Aim of the task: For the data that follows, report how many lines contain the word "houses", and nothing else.

Data supplied:
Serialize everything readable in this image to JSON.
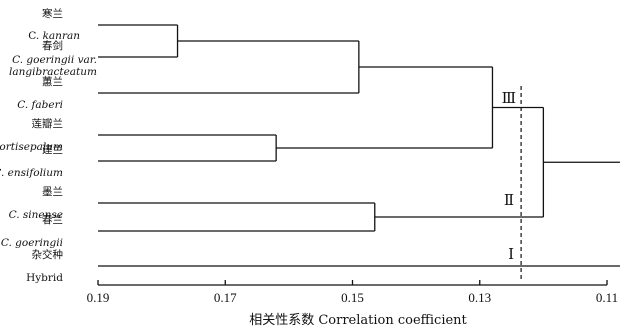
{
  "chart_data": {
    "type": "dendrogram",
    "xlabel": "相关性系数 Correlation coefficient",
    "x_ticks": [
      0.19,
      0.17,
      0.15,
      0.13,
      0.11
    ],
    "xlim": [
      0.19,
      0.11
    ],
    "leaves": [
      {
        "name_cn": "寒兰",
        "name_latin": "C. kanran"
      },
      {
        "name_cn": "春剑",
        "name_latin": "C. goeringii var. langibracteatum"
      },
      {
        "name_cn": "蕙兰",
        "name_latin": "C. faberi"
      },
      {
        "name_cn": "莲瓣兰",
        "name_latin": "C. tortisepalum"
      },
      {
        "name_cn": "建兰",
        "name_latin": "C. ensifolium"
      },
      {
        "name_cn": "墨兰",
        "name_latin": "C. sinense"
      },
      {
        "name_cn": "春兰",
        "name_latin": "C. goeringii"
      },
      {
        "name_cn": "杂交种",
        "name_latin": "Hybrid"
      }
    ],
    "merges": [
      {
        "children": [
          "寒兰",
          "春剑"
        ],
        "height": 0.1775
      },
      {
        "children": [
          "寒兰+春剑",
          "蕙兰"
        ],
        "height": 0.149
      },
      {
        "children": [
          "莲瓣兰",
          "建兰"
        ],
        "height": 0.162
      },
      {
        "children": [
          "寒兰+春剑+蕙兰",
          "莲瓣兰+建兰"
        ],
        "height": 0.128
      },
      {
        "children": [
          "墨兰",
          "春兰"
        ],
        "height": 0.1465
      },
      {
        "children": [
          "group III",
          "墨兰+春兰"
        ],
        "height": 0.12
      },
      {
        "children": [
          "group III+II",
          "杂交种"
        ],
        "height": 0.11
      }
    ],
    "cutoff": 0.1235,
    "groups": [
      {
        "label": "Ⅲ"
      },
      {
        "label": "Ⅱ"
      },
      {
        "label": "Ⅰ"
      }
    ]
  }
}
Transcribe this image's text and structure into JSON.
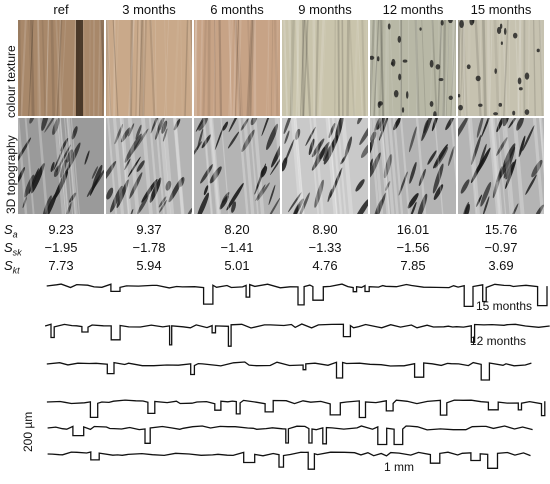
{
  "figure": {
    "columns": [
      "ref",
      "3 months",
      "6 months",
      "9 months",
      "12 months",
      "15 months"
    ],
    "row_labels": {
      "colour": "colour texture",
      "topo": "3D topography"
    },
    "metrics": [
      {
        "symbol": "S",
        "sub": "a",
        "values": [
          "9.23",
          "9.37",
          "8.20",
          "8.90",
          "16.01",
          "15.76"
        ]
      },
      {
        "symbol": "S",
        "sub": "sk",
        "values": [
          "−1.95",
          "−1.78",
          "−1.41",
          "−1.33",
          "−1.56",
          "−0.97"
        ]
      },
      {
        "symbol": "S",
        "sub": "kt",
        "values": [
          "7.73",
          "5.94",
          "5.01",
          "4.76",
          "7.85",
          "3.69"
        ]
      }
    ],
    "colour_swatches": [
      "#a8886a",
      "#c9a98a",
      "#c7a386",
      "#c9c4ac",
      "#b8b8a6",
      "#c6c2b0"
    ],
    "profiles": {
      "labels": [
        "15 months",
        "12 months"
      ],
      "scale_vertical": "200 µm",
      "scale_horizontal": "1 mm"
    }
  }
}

...

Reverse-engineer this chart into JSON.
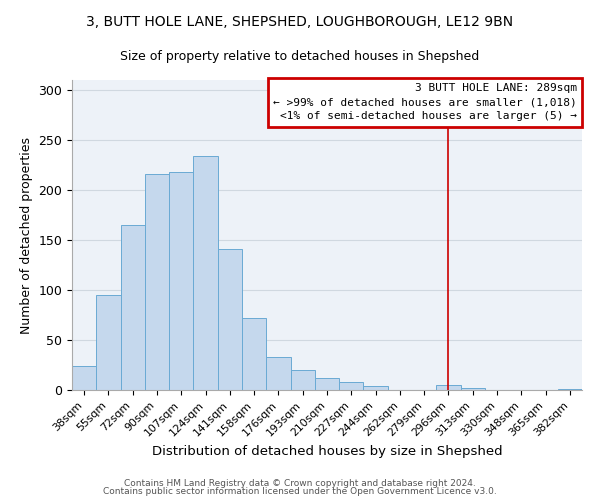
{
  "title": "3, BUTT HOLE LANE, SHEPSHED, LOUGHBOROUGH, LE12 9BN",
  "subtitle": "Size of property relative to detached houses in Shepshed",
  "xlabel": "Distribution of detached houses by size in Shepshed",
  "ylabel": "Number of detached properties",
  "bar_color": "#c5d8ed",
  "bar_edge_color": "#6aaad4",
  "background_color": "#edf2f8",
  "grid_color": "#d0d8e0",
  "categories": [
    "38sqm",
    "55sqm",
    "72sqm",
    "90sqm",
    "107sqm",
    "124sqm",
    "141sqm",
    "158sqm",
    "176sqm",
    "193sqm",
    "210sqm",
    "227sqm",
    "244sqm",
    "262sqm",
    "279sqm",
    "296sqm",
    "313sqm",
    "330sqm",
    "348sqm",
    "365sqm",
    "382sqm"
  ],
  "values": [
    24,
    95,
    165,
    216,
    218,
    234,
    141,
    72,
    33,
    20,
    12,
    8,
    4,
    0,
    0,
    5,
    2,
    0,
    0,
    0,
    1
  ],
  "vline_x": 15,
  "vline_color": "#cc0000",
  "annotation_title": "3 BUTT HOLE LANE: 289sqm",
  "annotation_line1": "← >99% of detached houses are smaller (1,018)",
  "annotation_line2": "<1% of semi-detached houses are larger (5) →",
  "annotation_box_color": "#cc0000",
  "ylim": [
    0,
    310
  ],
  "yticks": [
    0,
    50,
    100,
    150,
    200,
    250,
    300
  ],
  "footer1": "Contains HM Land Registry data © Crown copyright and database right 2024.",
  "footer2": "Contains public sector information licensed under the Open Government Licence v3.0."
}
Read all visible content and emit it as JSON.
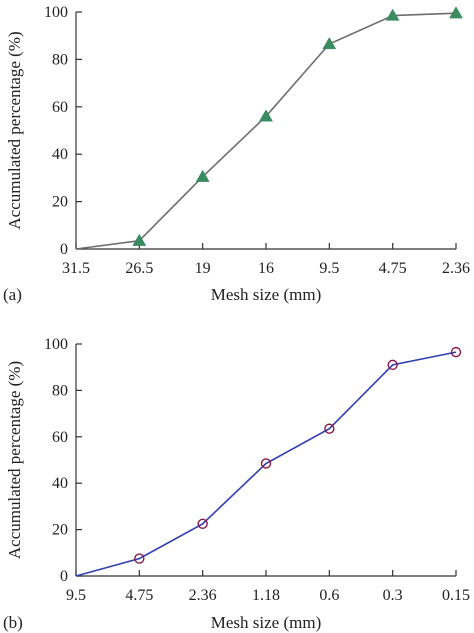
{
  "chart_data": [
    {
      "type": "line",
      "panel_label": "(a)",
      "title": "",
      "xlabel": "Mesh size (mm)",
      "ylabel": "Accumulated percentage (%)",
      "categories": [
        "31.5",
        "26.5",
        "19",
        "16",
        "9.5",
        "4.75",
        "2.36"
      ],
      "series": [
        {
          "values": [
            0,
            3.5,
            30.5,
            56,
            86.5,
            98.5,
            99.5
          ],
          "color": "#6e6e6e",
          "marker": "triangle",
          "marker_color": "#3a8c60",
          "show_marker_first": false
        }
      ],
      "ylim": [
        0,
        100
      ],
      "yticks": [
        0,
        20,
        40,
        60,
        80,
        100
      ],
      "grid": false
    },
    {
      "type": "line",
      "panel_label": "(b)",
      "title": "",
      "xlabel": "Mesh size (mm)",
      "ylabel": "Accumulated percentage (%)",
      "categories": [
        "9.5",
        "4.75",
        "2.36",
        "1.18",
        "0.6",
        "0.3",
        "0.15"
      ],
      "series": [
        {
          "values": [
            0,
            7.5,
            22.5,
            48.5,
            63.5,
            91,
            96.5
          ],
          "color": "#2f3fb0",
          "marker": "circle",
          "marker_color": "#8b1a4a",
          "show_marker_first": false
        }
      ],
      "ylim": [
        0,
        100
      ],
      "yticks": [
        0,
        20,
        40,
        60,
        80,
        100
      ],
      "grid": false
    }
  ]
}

Task response: 4